DIRECTION
Copy every entry word for word, but skip the pictures.

* Start ROWS *

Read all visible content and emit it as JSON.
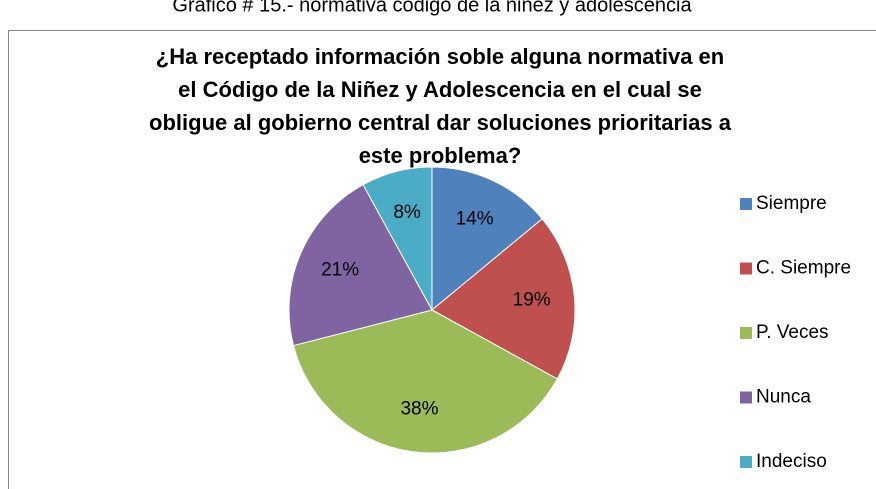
{
  "caption": "Gráfico # 15.- normativa código de la niñez y adolescencia",
  "chart_data": {
    "type": "pie",
    "title": [
      "¿Ha receptado información soble  alguna  normativa en",
      "el Código de la Niñez y Adolescencia en el cual se",
      "obligue al gobierno central dar soluciones prioritarias a",
      "este problema?"
    ],
    "categories": [
      "Siempre",
      "C. Siempre",
      "P. Veces",
      "Nunca",
      "Indeciso"
    ],
    "values": [
      14,
      19,
      38,
      21,
      8
    ],
    "value_labels": [
      "14%",
      "19%",
      "38%",
      "21%",
      "8%"
    ],
    "colors": [
      "#4f81bd",
      "#c0504d",
      "#9bbb59",
      "#8064a2",
      "#4bacc6"
    ],
    "legend": "right"
  }
}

* End ROWS *

THE OUTPUT
Read all visible content and emit it as JSON.
{
  "caption": "Gráfico # 15.- normativa código de la niñez y adolescencia",
  "chart_data": {
    "type": "pie",
    "title": [
      "¿Ha receptado información soble  alguna  normativa en",
      "el Código de la Niñez y Adolescencia en el cual se",
      "obligue al gobierno central dar soluciones prioritarias a",
      "este problema?"
    ],
    "categories": [
      "Siempre",
      "C. Siempre",
      "P. Veces",
      "Nunca",
      "Indeciso"
    ],
    "values": [
      14,
      19,
      38,
      21,
      8
    ],
    "value_labels": [
      "14%",
      "19%",
      "38%",
      "21%",
      "8%"
    ],
    "colors": [
      "#4f81bd",
      "#c0504d",
      "#9bbb59",
      "#8064a2",
      "#4bacc6"
    ],
    "legend": "right"
  }
}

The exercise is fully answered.